- _Requirements_
Go through the material and write it all out exactly, minus the pictures.
>> start Record set
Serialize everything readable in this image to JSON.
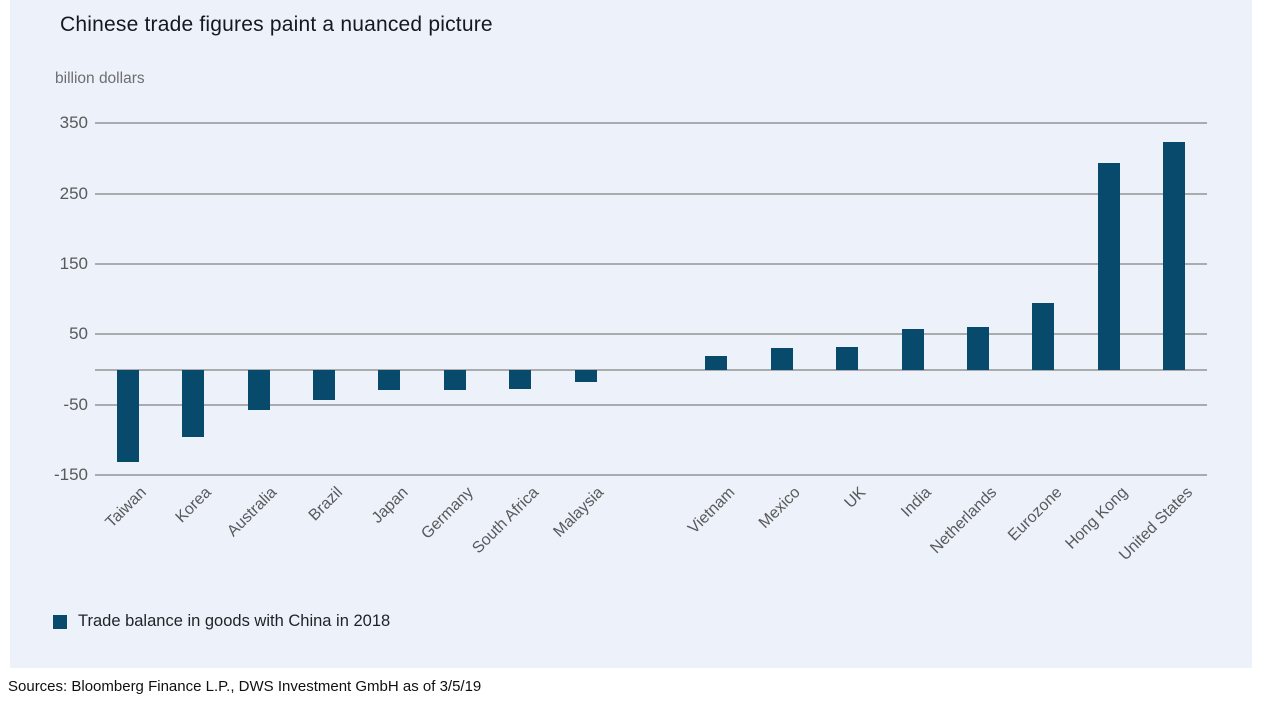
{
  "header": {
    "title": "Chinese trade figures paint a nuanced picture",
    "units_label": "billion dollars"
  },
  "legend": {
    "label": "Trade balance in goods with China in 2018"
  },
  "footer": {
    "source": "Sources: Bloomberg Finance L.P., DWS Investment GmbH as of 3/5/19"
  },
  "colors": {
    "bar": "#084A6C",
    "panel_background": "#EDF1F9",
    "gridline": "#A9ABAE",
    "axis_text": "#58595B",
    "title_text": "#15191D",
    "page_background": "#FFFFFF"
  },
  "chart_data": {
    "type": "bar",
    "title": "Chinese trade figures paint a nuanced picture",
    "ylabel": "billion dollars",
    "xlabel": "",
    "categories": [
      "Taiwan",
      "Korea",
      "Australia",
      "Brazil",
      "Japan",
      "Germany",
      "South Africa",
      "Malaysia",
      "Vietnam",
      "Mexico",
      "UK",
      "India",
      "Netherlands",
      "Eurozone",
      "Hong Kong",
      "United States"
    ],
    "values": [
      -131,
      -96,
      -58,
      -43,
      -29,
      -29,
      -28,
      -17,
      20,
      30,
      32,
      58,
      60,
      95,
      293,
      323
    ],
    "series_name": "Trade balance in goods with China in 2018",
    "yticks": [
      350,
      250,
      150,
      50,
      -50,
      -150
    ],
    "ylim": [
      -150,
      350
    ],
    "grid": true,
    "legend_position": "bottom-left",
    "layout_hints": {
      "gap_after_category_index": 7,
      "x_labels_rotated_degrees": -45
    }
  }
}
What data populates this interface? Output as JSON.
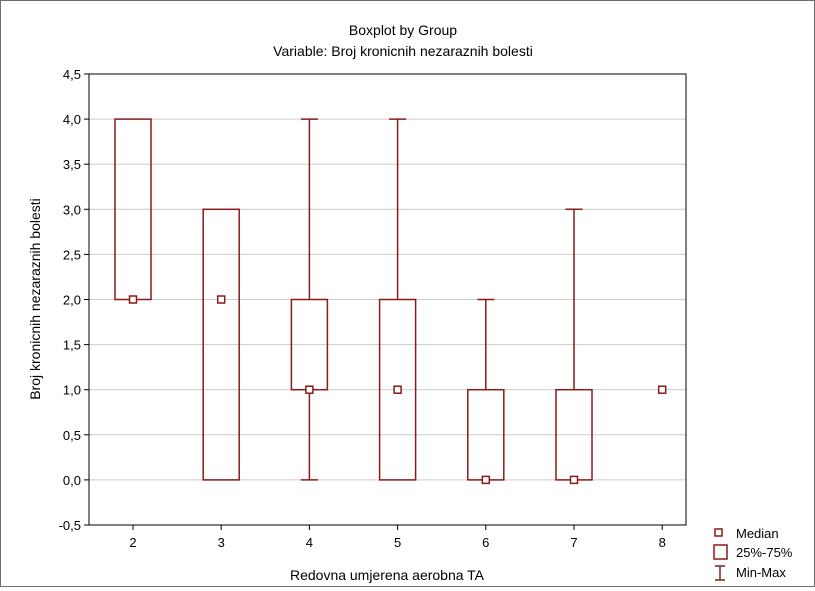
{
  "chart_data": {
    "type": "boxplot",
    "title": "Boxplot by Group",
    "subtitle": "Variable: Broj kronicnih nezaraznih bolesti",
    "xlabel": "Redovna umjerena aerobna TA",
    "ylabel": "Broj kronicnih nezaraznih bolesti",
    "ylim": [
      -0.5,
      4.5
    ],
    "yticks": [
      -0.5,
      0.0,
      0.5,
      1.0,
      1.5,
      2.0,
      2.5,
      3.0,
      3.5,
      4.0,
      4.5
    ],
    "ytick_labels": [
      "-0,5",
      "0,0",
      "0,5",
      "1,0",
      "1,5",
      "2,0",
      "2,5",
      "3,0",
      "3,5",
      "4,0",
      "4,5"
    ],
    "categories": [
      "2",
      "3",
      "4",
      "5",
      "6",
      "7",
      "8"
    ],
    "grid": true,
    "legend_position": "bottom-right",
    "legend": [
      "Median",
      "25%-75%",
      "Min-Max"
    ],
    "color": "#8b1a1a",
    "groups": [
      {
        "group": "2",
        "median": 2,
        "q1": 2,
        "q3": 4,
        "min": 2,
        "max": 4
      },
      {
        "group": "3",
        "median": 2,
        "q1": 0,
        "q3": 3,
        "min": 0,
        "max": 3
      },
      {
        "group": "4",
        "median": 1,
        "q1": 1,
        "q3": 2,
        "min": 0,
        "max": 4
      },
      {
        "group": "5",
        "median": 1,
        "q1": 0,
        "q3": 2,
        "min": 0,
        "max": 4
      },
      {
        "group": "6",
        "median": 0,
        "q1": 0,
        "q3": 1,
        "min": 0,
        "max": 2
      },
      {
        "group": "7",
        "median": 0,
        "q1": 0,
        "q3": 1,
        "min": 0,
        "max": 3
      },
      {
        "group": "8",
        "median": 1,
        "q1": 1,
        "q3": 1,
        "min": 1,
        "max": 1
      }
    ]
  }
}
>> end Record set
- _Result_
Serialize everything readable in this image to JSON.
{
  "header": {
    "title": "Chinese trade figures paint a nuanced picture",
    "units_label": "billion dollars"
  },
  "legend": {
    "label": "Trade balance in goods with China in 2018"
  },
  "footer": {
    "source": "Sources: Bloomberg Finance L.P., DWS Investment GmbH as of 3/5/19"
  },
  "colors": {
    "bar": "#084A6C",
    "panel_background": "#EDF1F9",
    "gridline": "#A9ABAE",
    "axis_text": "#58595B",
    "title_text": "#15191D",
    "page_background": "#FFFFFF"
  },
  "chart_data": {
    "type": "bar",
    "title": "Chinese trade figures paint a nuanced picture",
    "ylabel": "billion dollars",
    "xlabel": "",
    "categories": [
      "Taiwan",
      "Korea",
      "Australia",
      "Brazil",
      "Japan",
      "Germany",
      "South Africa",
      "Malaysia",
      "Vietnam",
      "Mexico",
      "UK",
      "India",
      "Netherlands",
      "Eurozone",
      "Hong Kong",
      "United States"
    ],
    "values": [
      -131,
      -96,
      -58,
      -43,
      -29,
      -29,
      -28,
      -17,
      20,
      30,
      32,
      58,
      60,
      95,
      293,
      323
    ],
    "series_name": "Trade balance in goods with China in 2018",
    "yticks": [
      350,
      250,
      150,
      50,
      -50,
      -150
    ],
    "ylim": [
      -150,
      350
    ],
    "grid": true,
    "legend_position": "bottom-left",
    "layout_hints": {
      "gap_after_category_index": 7,
      "x_labels_rotated_degrees": -45
    }
  }
}
What data populates this interface? Output as JSON.
{
  "chart_data": {
    "type": "boxplot",
    "title": "Boxplot by Group",
    "subtitle": "Variable: Broj kronicnih nezaraznih bolesti",
    "xlabel": "Redovna umjerena aerobna TA",
    "ylabel": "Broj kronicnih nezaraznih bolesti",
    "ylim": [
      -0.5,
      4.5
    ],
    "yticks": [
      -0.5,
      0.0,
      0.5,
      1.0,
      1.5,
      2.0,
      2.5,
      3.0,
      3.5,
      4.0,
      4.5
    ],
    "ytick_labels": [
      "-0,5",
      "0,0",
      "0,5",
      "1,0",
      "1,5",
      "2,0",
      "2,5",
      "3,0",
      "3,5",
      "4,0",
      "4,5"
    ],
    "categories": [
      "2",
      "3",
      "4",
      "5",
      "6",
      "7",
      "8"
    ],
    "grid": true,
    "legend_position": "bottom-right",
    "legend": [
      "Median",
      "25%-75%",
      "Min-Max"
    ],
    "color": "#8b1a1a",
    "groups": [
      {
        "group": "2",
        "median": 2,
        "q1": 2,
        "q3": 4,
        "min": 2,
        "max": 4
      },
      {
        "group": "3",
        "median": 2,
        "q1": 0,
        "q3": 3,
        "min": 0,
        "max": 3
      },
      {
        "group": "4",
        "median": 1,
        "q1": 1,
        "q3": 2,
        "min": 0,
        "max": 4
      },
      {
        "group": "5",
        "median": 1,
        "q1": 0,
        "q3": 2,
        "min": 0,
        "max": 4
      },
      {
        "group": "6",
        "median": 0,
        "q1": 0,
        "q3": 1,
        "min": 0,
        "max": 2
      },
      {
        "group": "7",
        "median": 0,
        "q1": 0,
        "q3": 1,
        "min": 0,
        "max": 3
      },
      {
        "group": "8",
        "median": 1,
        "q1": 1,
        "q3": 1,
        "min": 1,
        "max": 1
      }
    ]
  }
}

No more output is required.